> _DATA SHOWN_

= = =

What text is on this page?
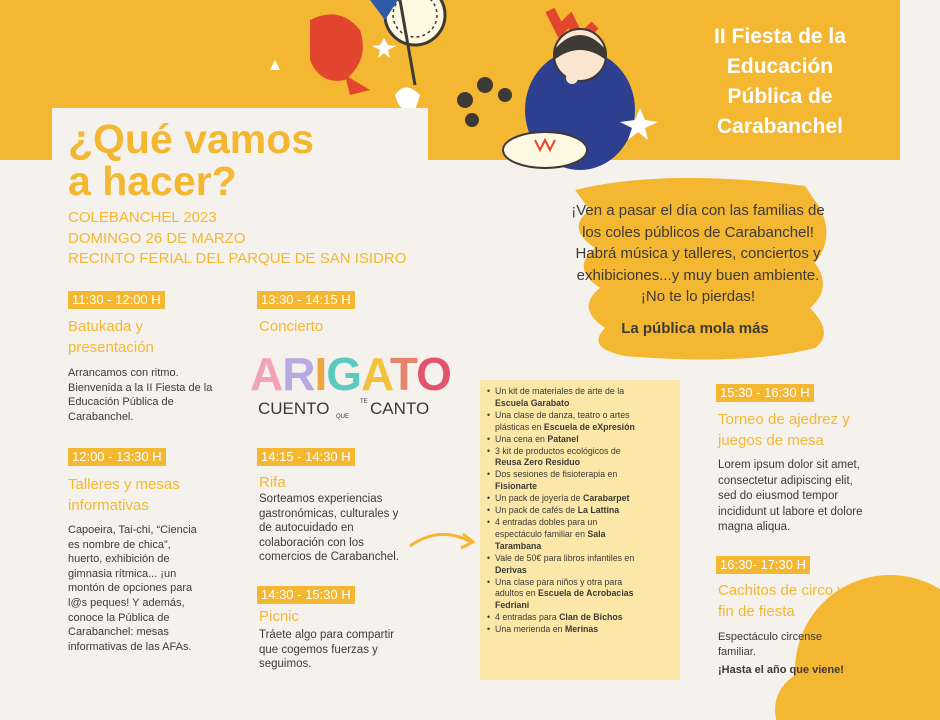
II Fiesta de la
Educación
Pública de
Carabanchel
¿Qué vamos
a hacer?
COLEBANCHEL 2023
DOMINGO 26 DE MARZO
RECINTO FERIAL DEL PARQUE DE SAN ISIDRO
11:30 - 12:00 H
Batukada y
presentación
Arrancamos con ritmo.
Bienvenida a la II Fiesta de la
Educación Pública de
Carabanchel.
12:00 - 13:30 H
Talleres y mesas
informativas
Capoeira, Tai-chi, “Ciencia
es nombre de chica”,
huerto, exhibición de
gimnasia rítmica... ¡un
montón de opciones para
l@s peques! Y además,
conoce la Pública de
Carabanchel: mesas
informativas de las AFAs.
13:30 - 14:15 H
Concierto
ARIGATO
CUENTO QUE
TE CANTO
14:15 - 14:30 H
Rifa
Sorteamos experiencias
gastronómicas, culturales y
de autocuidado en
colaboración con los
comercios de Carabanchel.
14:30 - 15:30 H
Picnic
Tráete algo para compartir
que cogemos fuerzas y
seguimos.
¡Ven a pasar el día con las familias de
los coles públicos de Carabanchel!
Habrá música y talleres, conciertos y
exhibiciones...y muy buen ambiente.
¡No te lo pierdas!
La pública mola más
• Un kit de materiales de arte de la
Escuela Garabato
• Una clase de danza, teatro o artes
plásticas en Escuela de eXpresión
• Una cena en Patanel
• 3 kit de productos ecológicos de
Reusa Zero Residuo
• Dos sesiones de fisioterapia en
Fisionarte
• Un pack de joyería de Carabarpet
• Un pack de cafés de La Lattina
• 4 entradas dobles para un
espectáculo familiar en Sala
Tarambana
• Vale de 50€ para libros infantiles en
Derivas
• Una clase para niños y otra para
adultos en Escuela de Acrobacias
Fedriani
• 4 entradas para Clan de Bichos
• Una merienda en Merinas
15:30 - 16:30 H
Torneo de ajedrez y
juegos de mesa
Lorem ipsum dolor sit amet,
consectetur adipiscing elit,
sed do eiusmod tempor
incididunt ut labore et dolore
magna aliqua.
16:30- 17:30 H
Cachitos de circo y
fin de fiesta
Espectáculo circense
familiar.
¡Hasta el año que viene!
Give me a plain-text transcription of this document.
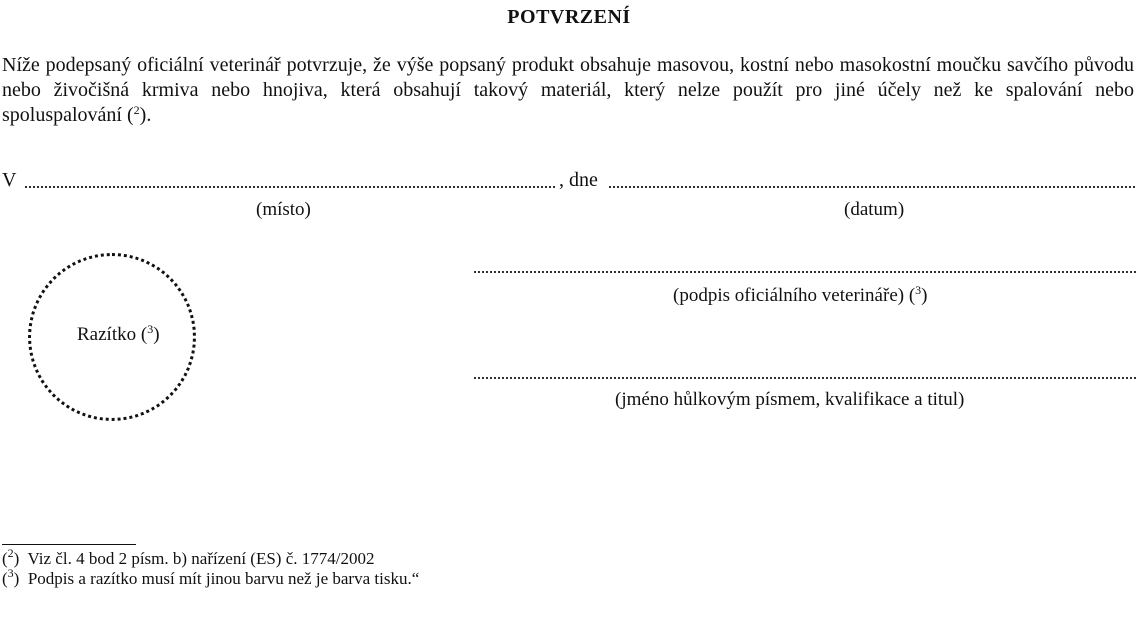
POTVRZENÍ

Níže podepsaný oficiální veterinář potvrzuje, že výše popsaný produkt obsahuje masovou, kostní nebo masokostní moučku savčího původu nebo živočišná krmiva nebo hnojiva, která obsahují takový materiál, který nelze použít pro jiné účely než ke spalování nebo spoluspalování ($^2$).

V	, dne
(místo)	(datum)
Razítko ($^3$)
(podpis oficiálního veterináře) ($^3$)
(jméno hůlkovým písmem, kvalifikace a titul)
($^2$)  Viz čl. 4 bod 2 písm. b) nařízení (ES) č. 1774/2002
($^3$)  Podpis a razítko musí mít jinou barvu než je barva tisku.“
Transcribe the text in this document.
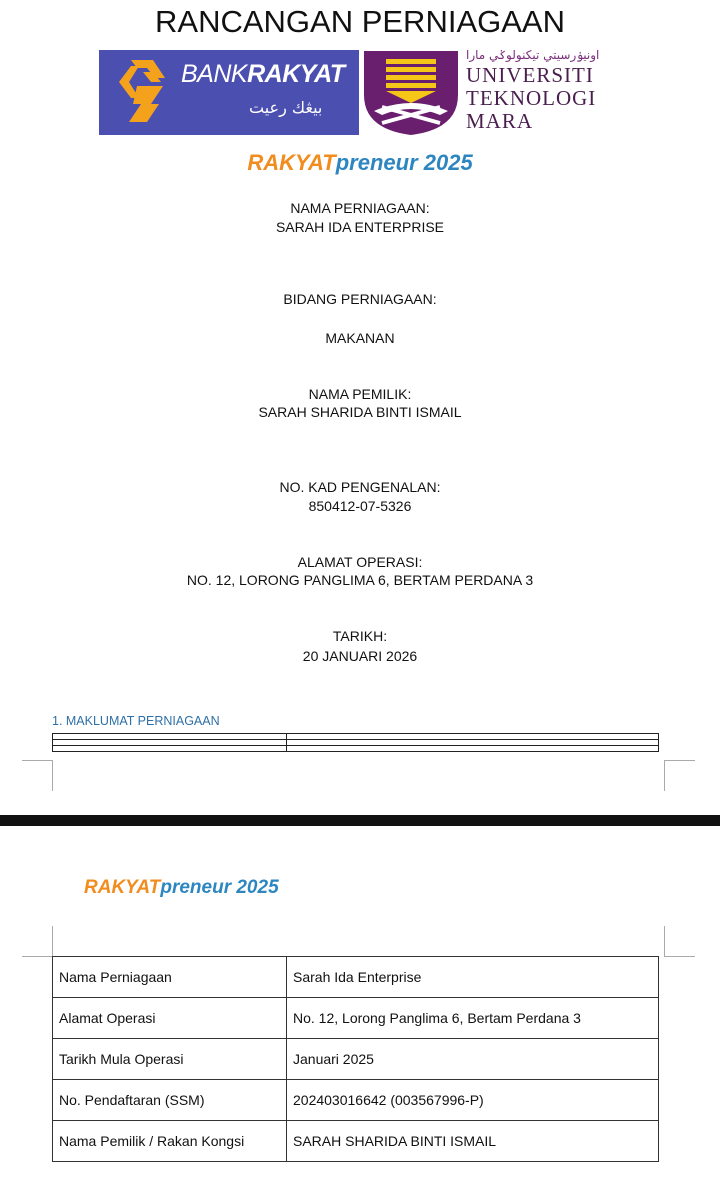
RANCANGAN PERNIAGAAN
BANKRAKYAT
بيڠك رعيت
اونيۏرسيتي تيكنولوݢي مارا
UNIVERSITI
TEKNOLOGI
MARA
RAKYATpreneur 2025
NAMA PERNIAGAAN:
SARAH IDA ENTERPRISE
BIDANG PERNIAGAAN:
MAKANAN
NAMA PEMILIK:
SARAH SHARIDA BINTI ISMAIL
NO. KAD PENGENALAN:
850412-07-5326
ALAMAT OPERASI:
NO. 12, LORONG PANGLIMA 6, BERTAM PERDANA 3
TARIKH:
20 JANUARI 2026
1. MAKLUMAT PERNIAGAAN

RAKYATpreneur 2025
Nama Perniagaan	Sarah Ida Enterprise
Alamat Operasi	No. 12, Lorong Panglima 6, Bertam Perdana 3
Tarikh Mula Operasi	Januari 2025
No. Pendaftaran (SSM)	202403016642 (003567996-P)
Nama Pemilik / Rakan Kongsi	SARAH SHARIDA BINTI ISMAIL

= = =

> _WRITTEN EXERCISE_
Which lines hold the word "this"? Show each one.

> _WRITTEN RESPONSE_
What text is on this page?
Give me a plain-text transcription of this document.
Transcribe the text in this document.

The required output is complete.